PROMPT:
Copy out the material below in full, but not its images.

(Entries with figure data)
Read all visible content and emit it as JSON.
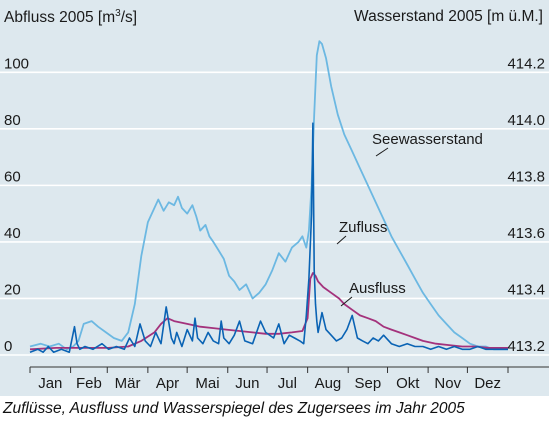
{
  "caption": "Zuflüsse, Ausfluss und Wasserspiegel des Zugersees im Jahr 2005",
  "chart_data": {
    "type": "line",
    "left_axis": {
      "label_prefix": "Abfluss 2005 [m",
      "label_superscript": "3",
      "label_suffix": "/s]",
      "range": [
        0,
        110
      ],
      "ticks": [
        0,
        20,
        40,
        60,
        80,
        100
      ],
      "tick_labels": [
        "0",
        "20",
        "40",
        "60",
        "80",
        "100"
      ]
    },
    "right_axis": {
      "label": "Wasserstand 2005 [m ü.M.]",
      "range": [
        413.2,
        414.3
      ],
      "ticks": [
        413.2,
        413.4,
        413.6,
        413.8,
        414.0,
        414.2
      ],
      "tick_labels": [
        "413.2",
        "413.4",
        "413.6",
        "413.8",
        "414.0",
        "414.2"
      ]
    },
    "x_axis": {
      "range": [
        0,
        365
      ],
      "month_labels": [
        "Jan",
        "Feb",
        "Mär",
        "Apr",
        "Mai",
        "Jun",
        "Jul",
        "Aug",
        "Sep",
        "Okt",
        "Nov",
        "Dez"
      ],
      "month_starts": [
        0,
        31,
        59,
        90,
        120,
        151,
        181,
        212,
        243,
        273,
        304,
        334,
        365
      ]
    },
    "grid": "horizontal",
    "colors": {
      "panel_background": "#dde8ee",
      "seewasserstand": "#6cb8e2",
      "zufluss": "#0a63b4",
      "ausfluss": "#a4327c",
      "grid": "#ffffff"
    },
    "series": [
      {
        "name": "Seewasserstand",
        "axis": "right",
        "x": [
          0,
          8,
          15,
          22,
          28,
          33,
          37,
          41,
          47,
          52,
          58,
          64,
          70,
          75,
          80,
          85,
          90,
          95,
          98,
          102,
          106,
          110,
          113,
          116,
          120,
          124,
          127,
          130,
          134,
          137,
          140,
          144,
          148,
          152,
          156,
          160,
          165,
          170,
          175,
          180,
          185,
          190,
          195,
          200,
          205,
          208,
          211,
          213,
          215,
          217,
          219,
          221,
          223,
          226,
          230,
          235,
          240,
          246,
          252,
          258,
          264,
          270,
          276,
          282,
          288,
          294,
          300,
          306,
          312,
          318,
          324,
          330,
          336,
          342,
          348,
          354,
          360,
          365
        ],
        "values": [
          413.23,
          413.24,
          413.23,
          413.24,
          413.22,
          413.23,
          413.25,
          413.31,
          413.32,
          413.3,
          413.28,
          413.26,
          413.25,
          413.28,
          413.38,
          413.55,
          413.67,
          413.72,
          413.75,
          413.71,
          413.74,
          413.73,
          413.76,
          413.72,
          413.7,
          413.73,
          413.69,
          413.64,
          413.66,
          413.62,
          413.6,
          413.57,
          413.54,
          413.48,
          413.46,
          413.43,
          413.45,
          413.4,
          413.42,
          413.45,
          413.5,
          413.56,
          413.53,
          413.58,
          413.6,
          413.62,
          413.58,
          413.64,
          413.8,
          414.05,
          414.26,
          414.31,
          414.3,
          414.25,
          414.15,
          414.05,
          413.98,
          413.92,
          413.86,
          413.8,
          413.74,
          413.68,
          413.62,
          413.57,
          413.52,
          413.47,
          413.42,
          413.38,
          413.34,
          413.31,
          413.28,
          413.26,
          413.24,
          413.23,
          413.23,
          413.22,
          413.22,
          413.22
        ]
      },
      {
        "name": "Zufluss",
        "axis": "left",
        "x": [
          0,
          6,
          10,
          14,
          18,
          24,
          30,
          34,
          36,
          38,
          42,
          48,
          55,
          60,
          66,
          72,
          76,
          80,
          84,
          88,
          92,
          96,
          100,
          104,
          108,
          110,
          112,
          116,
          120,
          124,
          126,
          128,
          132,
          136,
          140,
          144,
          146,
          148,
          152,
          156,
          160,
          164,
          170,
          176,
          180,
          186,
          190,
          194,
          198,
          202,
          206,
          209,
          211,
          213,
          215,
          216,
          217,
          218,
          219,
          220,
          223,
          226,
          230,
          234,
          238,
          242,
          246,
          250,
          254,
          258,
          262,
          266,
          270,
          276,
          282,
          288,
          294,
          300,
          306,
          312,
          318,
          324,
          330,
          336,
          342,
          348,
          354,
          360,
          365
        ],
        "values": [
          1,
          2,
          1,
          3,
          1,
          2,
          1,
          10,
          4,
          2,
          3,
          2,
          4,
          2,
          3,
          2,
          6,
          3,
          11,
          5,
          3,
          8,
          4,
          17,
          6,
          4,
          8,
          3,
          9,
          5,
          13,
          6,
          4,
          8,
          5,
          4,
          12,
          6,
          4,
          7,
          12,
          5,
          4,
          12,
          8,
          6,
          11,
          4,
          7,
          6,
          5,
          4,
          14,
          27,
          50,
          82,
          30,
          18,
          12,
          8,
          15,
          9,
          7,
          5,
          6,
          9,
          14,
          6,
          5,
          4,
          6,
          5,
          7,
          4,
          3,
          4,
          3,
          3,
          2,
          3,
          2,
          3,
          2,
          2,
          3,
          2,
          2,
          2,
          2
        ]
      },
      {
        "name": "Ausfluss",
        "axis": "left",
        "x": [
          0,
          20,
          40,
          60,
          75,
          85,
          95,
          100,
          105,
          110,
          120,
          130,
          140,
          150,
          160,
          170,
          180,
          190,
          200,
          208,
          212,
          214,
          216,
          218,
          220,
          224,
          230,
          236,
          240,
          246,
          252,
          258,
          264,
          270,
          276,
          282,
          288,
          294,
          300,
          310,
          320,
          330,
          340,
          350,
          360,
          365
        ],
        "values": [
          2,
          2.5,
          2.5,
          2.5,
          3,
          5,
          8,
          11,
          13,
          12,
          11,
          10,
          9.5,
          9,
          8.5,
          8,
          7.5,
          7.5,
          8,
          8.5,
          13,
          27,
          29,
          28,
          26,
          24,
          22,
          20,
          18,
          16,
          14,
          13,
          12,
          10,
          9,
          8,
          7,
          6,
          5,
          4,
          3.5,
          3,
          3,
          2.5,
          2.5,
          2.5
        ]
      }
    ],
    "annotations": [
      {
        "text": "Seewasserstand",
        "series": "Seewasserstand"
      },
      {
        "text": "Zufluss",
        "series": "Zufluss"
      },
      {
        "text": "Ausfluss",
        "series": "Ausfluss"
      }
    ]
  }
}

OUTPUT OF THE EXERCISE:
Read all visible content and emit it as JSON.
{
  "caption": "Zuflüsse, Ausfluss und Wasserspiegel des Zugersees im Jahr 2005",
  "chart_data": {
    "type": "line",
    "left_axis": {
      "label_prefix": "Abfluss 2005 [m",
      "label_superscript": "3",
      "label_suffix": "/s]",
      "range": [
        0,
        110
      ],
      "ticks": [
        0,
        20,
        40,
        60,
        80,
        100
      ],
      "tick_labels": [
        "0",
        "20",
        "40",
        "60",
        "80",
        "100"
      ]
    },
    "right_axis": {
      "label": "Wasserstand 2005 [m ü.M.]",
      "range": [
        413.2,
        414.3
      ],
      "ticks": [
        413.2,
        413.4,
        413.6,
        413.8,
        414.0,
        414.2
      ],
      "tick_labels": [
        "413.2",
        "413.4",
        "413.6",
        "413.8",
        "414.0",
        "414.2"
      ]
    },
    "x_axis": {
      "range": [
        0,
        365
      ],
      "month_labels": [
        "Jan",
        "Feb",
        "Mär",
        "Apr",
        "Mai",
        "Jun",
        "Jul",
        "Aug",
        "Sep",
        "Okt",
        "Nov",
        "Dez"
      ],
      "month_starts": [
        0,
        31,
        59,
        90,
        120,
        151,
        181,
        212,
        243,
        273,
        304,
        334,
        365
      ]
    },
    "grid": "horizontal",
    "colors": {
      "panel_background": "#dde8ee",
      "seewasserstand": "#6cb8e2",
      "zufluss": "#0a63b4",
      "ausfluss": "#a4327c",
      "grid": "#ffffff"
    },
    "series": [
      {
        "name": "Seewasserstand",
        "axis": "right",
        "x": [
          0,
          8,
          15,
          22,
          28,
          33,
          37,
          41,
          47,
          52,
          58,
          64,
          70,
          75,
          80,
          85,
          90,
          95,
          98,
          102,
          106,
          110,
          113,
          116,
          120,
          124,
          127,
          130,
          134,
          137,
          140,
          144,
          148,
          152,
          156,
          160,
          165,
          170,
          175,
          180,
          185,
          190,
          195,
          200,
          205,
          208,
          211,
          213,
          215,
          217,
          219,
          221,
          223,
          226,
          230,
          235,
          240,
          246,
          252,
          258,
          264,
          270,
          276,
          282,
          288,
          294,
          300,
          306,
          312,
          318,
          324,
          330,
          336,
          342,
          348,
          354,
          360,
          365
        ],
        "values": [
          413.23,
          413.24,
          413.23,
          413.24,
          413.22,
          413.23,
          413.25,
          413.31,
          413.32,
          413.3,
          413.28,
          413.26,
          413.25,
          413.28,
          413.38,
          413.55,
          413.67,
          413.72,
          413.75,
          413.71,
          413.74,
          413.73,
          413.76,
          413.72,
          413.7,
          413.73,
          413.69,
          413.64,
          413.66,
          413.62,
          413.6,
          413.57,
          413.54,
          413.48,
          413.46,
          413.43,
          413.45,
          413.4,
          413.42,
          413.45,
          413.5,
          413.56,
          413.53,
          413.58,
          413.6,
          413.62,
          413.58,
          413.64,
          413.8,
          414.05,
          414.26,
          414.31,
          414.3,
          414.25,
          414.15,
          414.05,
          413.98,
          413.92,
          413.86,
          413.8,
          413.74,
          413.68,
          413.62,
          413.57,
          413.52,
          413.47,
          413.42,
          413.38,
          413.34,
          413.31,
          413.28,
          413.26,
          413.24,
          413.23,
          413.23,
          413.22,
          413.22,
          413.22
        ]
      },
      {
        "name": "Zufluss",
        "axis": "left",
        "x": [
          0,
          6,
          10,
          14,
          18,
          24,
          30,
          34,
          36,
          38,
          42,
          48,
          55,
          60,
          66,
          72,
          76,
          80,
          84,
          88,
          92,
          96,
          100,
          104,
          108,
          110,
          112,
          116,
          120,
          124,
          126,
          128,
          132,
          136,
          140,
          144,
          146,
          148,
          152,
          156,
          160,
          164,
          170,
          176,
          180,
          186,
          190,
          194,
          198,
          202,
          206,
          209,
          211,
          213,
          215,
          216,
          217,
          218,
          219,
          220,
          223,
          226,
          230,
          234,
          238,
          242,
          246,
          250,
          254,
          258,
          262,
          266,
          270,
          276,
          282,
          288,
          294,
          300,
          306,
          312,
          318,
          324,
          330,
          336,
          342,
          348,
          354,
          360,
          365
        ],
        "values": [
          1,
          2,
          1,
          3,
          1,
          2,
          1,
          10,
          4,
          2,
          3,
          2,
          4,
          2,
          3,
          2,
          6,
          3,
          11,
          5,
          3,
          8,
          4,
          17,
          6,
          4,
          8,
          3,
          9,
          5,
          13,
          6,
          4,
          8,
          5,
          4,
          12,
          6,
          4,
          7,
          12,
          5,
          4,
          12,
          8,
          6,
          11,
          4,
          7,
          6,
          5,
          4,
          14,
          27,
          50,
          82,
          30,
          18,
          12,
          8,
          15,
          9,
          7,
          5,
          6,
          9,
          14,
          6,
          5,
          4,
          6,
          5,
          7,
          4,
          3,
          4,
          3,
          3,
          2,
          3,
          2,
          3,
          2,
          2,
          3,
          2,
          2,
          2,
          2
        ]
      },
      {
        "name": "Ausfluss",
        "axis": "left",
        "x": [
          0,
          20,
          40,
          60,
          75,
          85,
          95,
          100,
          105,
          110,
          120,
          130,
          140,
          150,
          160,
          170,
          180,
          190,
          200,
          208,
          212,
          214,
          216,
          218,
          220,
          224,
          230,
          236,
          240,
          246,
          252,
          258,
          264,
          270,
          276,
          282,
          288,
          294,
          300,
          310,
          320,
          330,
          340,
          350,
          360,
          365
        ],
        "values": [
          2,
          2.5,
          2.5,
          2.5,
          3,
          5,
          8,
          11,
          13,
          12,
          11,
          10,
          9.5,
          9,
          8.5,
          8,
          7.5,
          7.5,
          8,
          8.5,
          13,
          27,
          29,
          28,
          26,
          24,
          22,
          20,
          18,
          16,
          14,
          13,
          12,
          10,
          9,
          8,
          7,
          6,
          5,
          4,
          3.5,
          3,
          3,
          2.5,
          2.5,
          2.5
        ]
      }
    ],
    "annotations": [
      {
        "text": "Seewasserstand",
        "series": "Seewasserstand"
      },
      {
        "text": "Zufluss",
        "series": "Zufluss"
      },
      {
        "text": "Ausfluss",
        "series": "Ausfluss"
      }
    ]
  }
}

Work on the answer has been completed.